Some records
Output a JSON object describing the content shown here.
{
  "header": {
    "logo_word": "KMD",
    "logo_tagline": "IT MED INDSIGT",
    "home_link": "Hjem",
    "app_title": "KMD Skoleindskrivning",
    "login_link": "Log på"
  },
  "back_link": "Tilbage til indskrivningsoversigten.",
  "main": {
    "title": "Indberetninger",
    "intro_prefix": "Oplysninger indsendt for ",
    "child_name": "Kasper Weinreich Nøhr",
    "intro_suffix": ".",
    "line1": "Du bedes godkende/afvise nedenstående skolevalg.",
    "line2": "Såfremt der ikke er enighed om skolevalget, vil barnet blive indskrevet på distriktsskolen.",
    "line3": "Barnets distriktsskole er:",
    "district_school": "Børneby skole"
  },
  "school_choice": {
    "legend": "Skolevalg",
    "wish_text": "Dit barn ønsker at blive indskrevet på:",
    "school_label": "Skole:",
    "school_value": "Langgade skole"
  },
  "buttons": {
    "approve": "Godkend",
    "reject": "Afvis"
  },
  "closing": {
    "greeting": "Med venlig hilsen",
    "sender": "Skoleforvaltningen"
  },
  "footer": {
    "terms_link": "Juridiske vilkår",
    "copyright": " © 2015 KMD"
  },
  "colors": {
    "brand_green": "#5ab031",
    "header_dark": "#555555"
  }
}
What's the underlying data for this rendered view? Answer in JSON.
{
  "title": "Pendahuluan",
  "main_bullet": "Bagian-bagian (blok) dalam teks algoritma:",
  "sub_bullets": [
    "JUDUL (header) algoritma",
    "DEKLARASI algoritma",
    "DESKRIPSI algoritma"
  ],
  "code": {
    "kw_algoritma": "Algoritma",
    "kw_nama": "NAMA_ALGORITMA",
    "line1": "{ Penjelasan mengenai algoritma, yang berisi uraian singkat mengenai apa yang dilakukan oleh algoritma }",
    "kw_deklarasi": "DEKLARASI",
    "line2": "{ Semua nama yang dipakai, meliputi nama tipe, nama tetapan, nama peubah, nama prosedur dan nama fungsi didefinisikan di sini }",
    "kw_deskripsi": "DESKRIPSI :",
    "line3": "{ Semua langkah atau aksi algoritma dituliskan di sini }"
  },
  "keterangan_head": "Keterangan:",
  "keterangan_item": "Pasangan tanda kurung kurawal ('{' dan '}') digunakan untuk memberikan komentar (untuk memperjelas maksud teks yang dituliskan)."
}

Task details
Take the lines above and retype all of them exactly.

Problem solution
Output a JSON object describing the content shown here.
{
  "header": {
    "logo_word": "KMD",
    "logo_tagline": "IT MED INDSIGT",
    "home_link": "Hjem",
    "app_title": "KMD Skoleindskrivning",
    "login_link": "Log på"
  },
  "back_link": "Tilbage til indskrivningsoversigten.",
  "main": {
    "title": "Indberetninger",
    "intro_prefix": "Oplysninger indsendt for ",
    "child_name": "Kasper Weinreich Nøhr",
    "intro_suffix": ".",
    "line1": "Du bedes godkende/afvise nedenstående skolevalg.",
    "line2": "Såfremt der ikke er enighed om skolevalget, vil barnet blive indskrevet på distriktsskolen.",
    "line3": "Barnets distriktsskole er:",
    "district_school": "Børneby skole"
  },
  "school_choice": {
    "legend": "Skolevalg",
    "wish_text": "Dit barn ønsker at blive indskrevet på:",
    "school_label": "Skole:",
    "school_value": "Langgade skole"
  },
  "buttons": {
    "approve": "Godkend",
    "reject": "Afvis"
  },
  "closing": {
    "greeting": "Med venlig hilsen",
    "sender": "Skoleforvaltningen"
  },
  "footer": {
    "terms_link": "Juridiske vilkår",
    "copyright": " © 2015 KMD"
  },
  "colors": {
    "brand_green": "#5ab031",
    "header_dark": "#555555"
  }
}
What's the underlying data for this rendered view? Answer in JSON.
{
  "title": "Pendahuluan",
  "main_bullet": "Bagian-bagian (blok) dalam teks algoritma:",
  "sub_bullets": [
    "JUDUL (header) algoritma",
    "DEKLARASI algoritma",
    "DESKRIPSI algoritma"
  ],
  "code": {
    "kw_algoritma": "Algoritma",
    "kw_nama": "NAMA_ALGORITMA",
    "line1": "{ Penjelasan mengenai algoritma, yang berisi uraian singkat mengenai apa yang dilakukan oleh algoritma }",
    "kw_deklarasi": "DEKLARASI",
    "line2": "{ Semua nama yang dipakai, meliputi nama tipe, nama tetapan, nama peubah, nama prosedur dan nama fungsi didefinisikan di sini }",
    "kw_deskripsi": "DESKRIPSI :",
    "line3": "{ Semua langkah atau aksi algoritma dituliskan di sini }"
  },
  "keterangan_head": "Keterangan:",
  "keterangan_item": "Pasangan tanda kurung kurawal ('{' dan '}') digunakan untuk memberikan komentar (untuk memperjelas maksud teks yang dituliskan)."
}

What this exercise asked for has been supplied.